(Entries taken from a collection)
[START]

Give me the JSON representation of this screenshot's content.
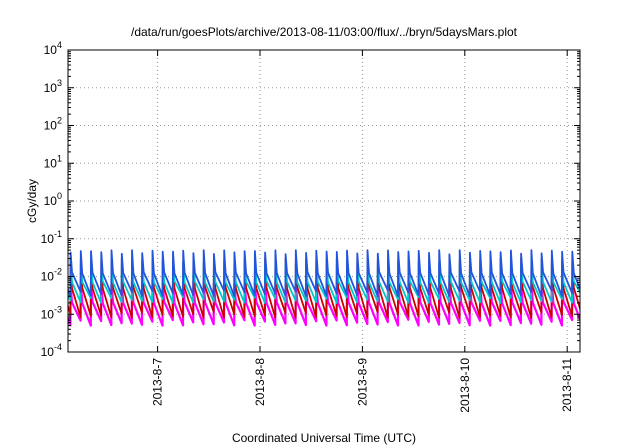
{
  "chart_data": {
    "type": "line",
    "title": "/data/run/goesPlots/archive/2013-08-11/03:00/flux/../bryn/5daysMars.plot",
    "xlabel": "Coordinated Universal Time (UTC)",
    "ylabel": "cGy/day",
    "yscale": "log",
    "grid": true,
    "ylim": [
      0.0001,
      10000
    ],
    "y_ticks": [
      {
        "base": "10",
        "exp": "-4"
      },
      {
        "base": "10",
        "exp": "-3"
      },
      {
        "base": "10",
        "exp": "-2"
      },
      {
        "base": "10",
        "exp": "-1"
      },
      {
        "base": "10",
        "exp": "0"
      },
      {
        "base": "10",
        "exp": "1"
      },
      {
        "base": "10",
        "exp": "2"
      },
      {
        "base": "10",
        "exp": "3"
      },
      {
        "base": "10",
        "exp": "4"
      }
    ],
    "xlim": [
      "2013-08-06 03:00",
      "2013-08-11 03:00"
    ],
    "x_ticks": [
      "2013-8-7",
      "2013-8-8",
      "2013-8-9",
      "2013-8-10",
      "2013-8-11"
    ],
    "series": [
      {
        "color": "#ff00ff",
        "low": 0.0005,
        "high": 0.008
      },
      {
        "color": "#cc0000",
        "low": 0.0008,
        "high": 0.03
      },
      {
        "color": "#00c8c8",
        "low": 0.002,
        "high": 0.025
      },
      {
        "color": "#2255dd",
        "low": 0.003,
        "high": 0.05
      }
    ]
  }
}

[END]

> [Task]
From the data above, work out how many lines hold "high". Answer with the number alone.

> [Final result]
4